[A block of data]
--- START ---
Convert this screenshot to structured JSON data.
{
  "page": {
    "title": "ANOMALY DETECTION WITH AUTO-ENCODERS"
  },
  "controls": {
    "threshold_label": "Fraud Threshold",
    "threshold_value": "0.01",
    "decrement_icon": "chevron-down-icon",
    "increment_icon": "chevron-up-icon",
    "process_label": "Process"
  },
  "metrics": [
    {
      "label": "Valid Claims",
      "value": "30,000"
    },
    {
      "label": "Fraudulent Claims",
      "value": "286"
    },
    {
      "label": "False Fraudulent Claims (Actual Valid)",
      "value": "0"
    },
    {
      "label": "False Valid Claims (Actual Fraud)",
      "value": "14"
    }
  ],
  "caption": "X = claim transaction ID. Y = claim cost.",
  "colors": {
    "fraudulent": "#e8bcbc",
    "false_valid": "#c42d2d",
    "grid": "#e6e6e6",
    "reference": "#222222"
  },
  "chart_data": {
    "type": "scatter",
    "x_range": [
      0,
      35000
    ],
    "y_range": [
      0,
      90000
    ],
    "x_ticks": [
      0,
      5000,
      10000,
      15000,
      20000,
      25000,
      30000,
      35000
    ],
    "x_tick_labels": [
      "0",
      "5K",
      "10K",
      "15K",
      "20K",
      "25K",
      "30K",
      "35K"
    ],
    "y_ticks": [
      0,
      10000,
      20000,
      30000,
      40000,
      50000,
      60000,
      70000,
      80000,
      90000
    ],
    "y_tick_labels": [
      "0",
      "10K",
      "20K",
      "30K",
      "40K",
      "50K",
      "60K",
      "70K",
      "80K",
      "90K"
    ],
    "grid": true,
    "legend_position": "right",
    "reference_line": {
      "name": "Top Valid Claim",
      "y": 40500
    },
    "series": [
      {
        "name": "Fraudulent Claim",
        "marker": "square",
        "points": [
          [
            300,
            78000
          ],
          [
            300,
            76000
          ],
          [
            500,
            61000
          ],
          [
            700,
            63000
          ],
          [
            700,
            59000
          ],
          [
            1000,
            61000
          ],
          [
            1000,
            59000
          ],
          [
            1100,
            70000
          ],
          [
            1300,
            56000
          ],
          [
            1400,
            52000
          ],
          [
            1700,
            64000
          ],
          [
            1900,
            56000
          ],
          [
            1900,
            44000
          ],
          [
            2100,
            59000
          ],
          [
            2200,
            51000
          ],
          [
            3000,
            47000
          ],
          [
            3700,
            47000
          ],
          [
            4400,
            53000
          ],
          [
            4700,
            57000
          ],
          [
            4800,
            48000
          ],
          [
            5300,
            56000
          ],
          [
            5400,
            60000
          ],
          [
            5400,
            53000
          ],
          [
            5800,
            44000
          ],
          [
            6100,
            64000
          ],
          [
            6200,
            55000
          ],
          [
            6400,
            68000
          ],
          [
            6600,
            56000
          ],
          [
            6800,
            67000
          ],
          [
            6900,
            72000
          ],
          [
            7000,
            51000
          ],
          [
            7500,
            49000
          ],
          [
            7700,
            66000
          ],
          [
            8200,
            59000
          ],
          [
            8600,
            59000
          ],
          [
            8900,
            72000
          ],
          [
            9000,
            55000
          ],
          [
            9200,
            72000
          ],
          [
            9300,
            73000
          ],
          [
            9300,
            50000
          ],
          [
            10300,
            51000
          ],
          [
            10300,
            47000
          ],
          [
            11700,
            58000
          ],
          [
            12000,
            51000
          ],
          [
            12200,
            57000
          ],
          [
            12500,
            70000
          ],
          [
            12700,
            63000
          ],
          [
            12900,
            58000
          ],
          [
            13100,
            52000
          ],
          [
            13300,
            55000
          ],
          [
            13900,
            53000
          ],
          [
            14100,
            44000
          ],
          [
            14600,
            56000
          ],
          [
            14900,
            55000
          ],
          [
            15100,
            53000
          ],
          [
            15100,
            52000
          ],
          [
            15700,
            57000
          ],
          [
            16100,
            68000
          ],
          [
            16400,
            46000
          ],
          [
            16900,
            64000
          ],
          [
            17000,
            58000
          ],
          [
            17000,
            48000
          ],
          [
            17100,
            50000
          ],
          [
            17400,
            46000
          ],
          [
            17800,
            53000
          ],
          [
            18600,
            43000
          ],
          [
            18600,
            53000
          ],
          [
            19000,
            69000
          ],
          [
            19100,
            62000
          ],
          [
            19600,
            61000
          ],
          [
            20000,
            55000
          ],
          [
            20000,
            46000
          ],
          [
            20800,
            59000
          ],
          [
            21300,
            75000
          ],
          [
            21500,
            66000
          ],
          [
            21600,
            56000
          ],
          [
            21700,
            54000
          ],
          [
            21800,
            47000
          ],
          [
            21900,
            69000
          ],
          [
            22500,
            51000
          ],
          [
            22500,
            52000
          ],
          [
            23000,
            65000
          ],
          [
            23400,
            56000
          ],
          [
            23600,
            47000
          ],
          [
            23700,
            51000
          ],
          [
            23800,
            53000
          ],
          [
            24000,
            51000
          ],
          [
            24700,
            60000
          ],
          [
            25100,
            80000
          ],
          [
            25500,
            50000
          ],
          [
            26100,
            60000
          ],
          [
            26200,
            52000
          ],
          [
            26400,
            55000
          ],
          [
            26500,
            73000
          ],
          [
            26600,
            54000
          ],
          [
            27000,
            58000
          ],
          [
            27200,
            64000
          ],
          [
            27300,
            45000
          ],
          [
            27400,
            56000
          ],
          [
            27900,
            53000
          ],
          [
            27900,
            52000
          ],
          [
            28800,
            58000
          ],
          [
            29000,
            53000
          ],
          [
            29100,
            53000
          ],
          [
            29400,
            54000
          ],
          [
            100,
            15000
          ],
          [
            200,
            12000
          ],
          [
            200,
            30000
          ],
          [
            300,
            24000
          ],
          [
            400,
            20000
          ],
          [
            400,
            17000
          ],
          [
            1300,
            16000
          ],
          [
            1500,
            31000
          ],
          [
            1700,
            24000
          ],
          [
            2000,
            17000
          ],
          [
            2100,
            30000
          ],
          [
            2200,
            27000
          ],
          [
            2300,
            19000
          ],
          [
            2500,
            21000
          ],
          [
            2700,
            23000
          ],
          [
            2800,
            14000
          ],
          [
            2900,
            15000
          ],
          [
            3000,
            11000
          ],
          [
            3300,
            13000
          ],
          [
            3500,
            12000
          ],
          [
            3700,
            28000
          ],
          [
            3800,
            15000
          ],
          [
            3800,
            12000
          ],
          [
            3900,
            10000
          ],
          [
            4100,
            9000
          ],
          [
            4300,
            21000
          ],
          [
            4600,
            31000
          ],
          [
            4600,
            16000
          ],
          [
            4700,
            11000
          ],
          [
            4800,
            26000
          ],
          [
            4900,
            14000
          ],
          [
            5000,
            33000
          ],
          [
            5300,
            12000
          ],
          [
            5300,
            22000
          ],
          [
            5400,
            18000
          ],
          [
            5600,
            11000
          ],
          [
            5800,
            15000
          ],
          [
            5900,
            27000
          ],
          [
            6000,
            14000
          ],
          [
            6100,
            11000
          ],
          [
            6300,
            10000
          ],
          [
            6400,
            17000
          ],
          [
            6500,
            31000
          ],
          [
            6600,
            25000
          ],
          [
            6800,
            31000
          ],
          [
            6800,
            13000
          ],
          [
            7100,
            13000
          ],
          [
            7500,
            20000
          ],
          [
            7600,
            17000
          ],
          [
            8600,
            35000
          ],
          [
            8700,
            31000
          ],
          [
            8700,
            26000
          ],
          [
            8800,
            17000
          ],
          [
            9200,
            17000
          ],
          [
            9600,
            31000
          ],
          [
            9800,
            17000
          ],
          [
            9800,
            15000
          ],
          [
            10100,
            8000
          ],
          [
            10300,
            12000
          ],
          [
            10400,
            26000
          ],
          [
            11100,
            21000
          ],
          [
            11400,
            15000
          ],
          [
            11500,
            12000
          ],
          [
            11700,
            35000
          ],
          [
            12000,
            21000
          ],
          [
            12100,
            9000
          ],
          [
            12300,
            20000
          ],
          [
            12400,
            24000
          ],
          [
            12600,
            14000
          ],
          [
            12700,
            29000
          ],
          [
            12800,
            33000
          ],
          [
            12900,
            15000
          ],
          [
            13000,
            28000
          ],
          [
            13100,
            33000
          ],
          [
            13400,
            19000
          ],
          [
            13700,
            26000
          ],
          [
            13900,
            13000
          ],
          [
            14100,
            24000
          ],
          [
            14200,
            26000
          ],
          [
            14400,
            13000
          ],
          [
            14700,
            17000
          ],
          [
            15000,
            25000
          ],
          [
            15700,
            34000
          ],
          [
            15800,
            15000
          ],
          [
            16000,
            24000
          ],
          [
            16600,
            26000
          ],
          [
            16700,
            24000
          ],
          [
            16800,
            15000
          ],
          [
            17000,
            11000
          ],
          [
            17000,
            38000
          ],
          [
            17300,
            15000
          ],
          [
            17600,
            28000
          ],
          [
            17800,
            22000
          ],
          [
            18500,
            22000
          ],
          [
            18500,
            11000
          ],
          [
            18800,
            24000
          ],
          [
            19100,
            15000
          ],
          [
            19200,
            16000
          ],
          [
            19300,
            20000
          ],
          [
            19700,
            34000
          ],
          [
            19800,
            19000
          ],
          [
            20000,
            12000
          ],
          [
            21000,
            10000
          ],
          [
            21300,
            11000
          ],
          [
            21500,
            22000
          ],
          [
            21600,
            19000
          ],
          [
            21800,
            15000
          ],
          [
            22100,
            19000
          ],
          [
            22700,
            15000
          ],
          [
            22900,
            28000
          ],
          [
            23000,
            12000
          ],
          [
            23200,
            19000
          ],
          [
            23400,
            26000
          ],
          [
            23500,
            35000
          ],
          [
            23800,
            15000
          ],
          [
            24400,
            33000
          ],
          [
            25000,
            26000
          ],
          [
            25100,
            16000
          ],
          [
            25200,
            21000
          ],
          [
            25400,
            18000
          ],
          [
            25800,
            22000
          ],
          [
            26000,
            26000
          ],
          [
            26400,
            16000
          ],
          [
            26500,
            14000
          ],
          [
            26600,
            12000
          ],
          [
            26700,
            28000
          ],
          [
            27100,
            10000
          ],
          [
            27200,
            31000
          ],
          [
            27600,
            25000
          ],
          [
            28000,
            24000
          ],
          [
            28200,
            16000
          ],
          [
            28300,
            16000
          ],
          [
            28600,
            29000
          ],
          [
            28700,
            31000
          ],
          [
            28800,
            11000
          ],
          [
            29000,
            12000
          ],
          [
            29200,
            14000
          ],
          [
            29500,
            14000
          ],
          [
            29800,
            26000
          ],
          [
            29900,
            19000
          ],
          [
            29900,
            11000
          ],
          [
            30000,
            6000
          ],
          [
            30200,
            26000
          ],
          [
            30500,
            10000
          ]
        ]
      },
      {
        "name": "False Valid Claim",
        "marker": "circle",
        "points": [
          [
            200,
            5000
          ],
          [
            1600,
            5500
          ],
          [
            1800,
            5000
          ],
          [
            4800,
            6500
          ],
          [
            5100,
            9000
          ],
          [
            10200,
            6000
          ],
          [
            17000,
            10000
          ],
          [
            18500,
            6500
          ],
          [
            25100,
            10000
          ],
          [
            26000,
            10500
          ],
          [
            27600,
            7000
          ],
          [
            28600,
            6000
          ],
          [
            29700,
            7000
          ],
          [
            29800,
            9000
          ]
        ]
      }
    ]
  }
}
--- END ---
### Your task
Of the lines in the records, how many contain the word "Actual"? Answer with the number and nothing else.

### Result below
2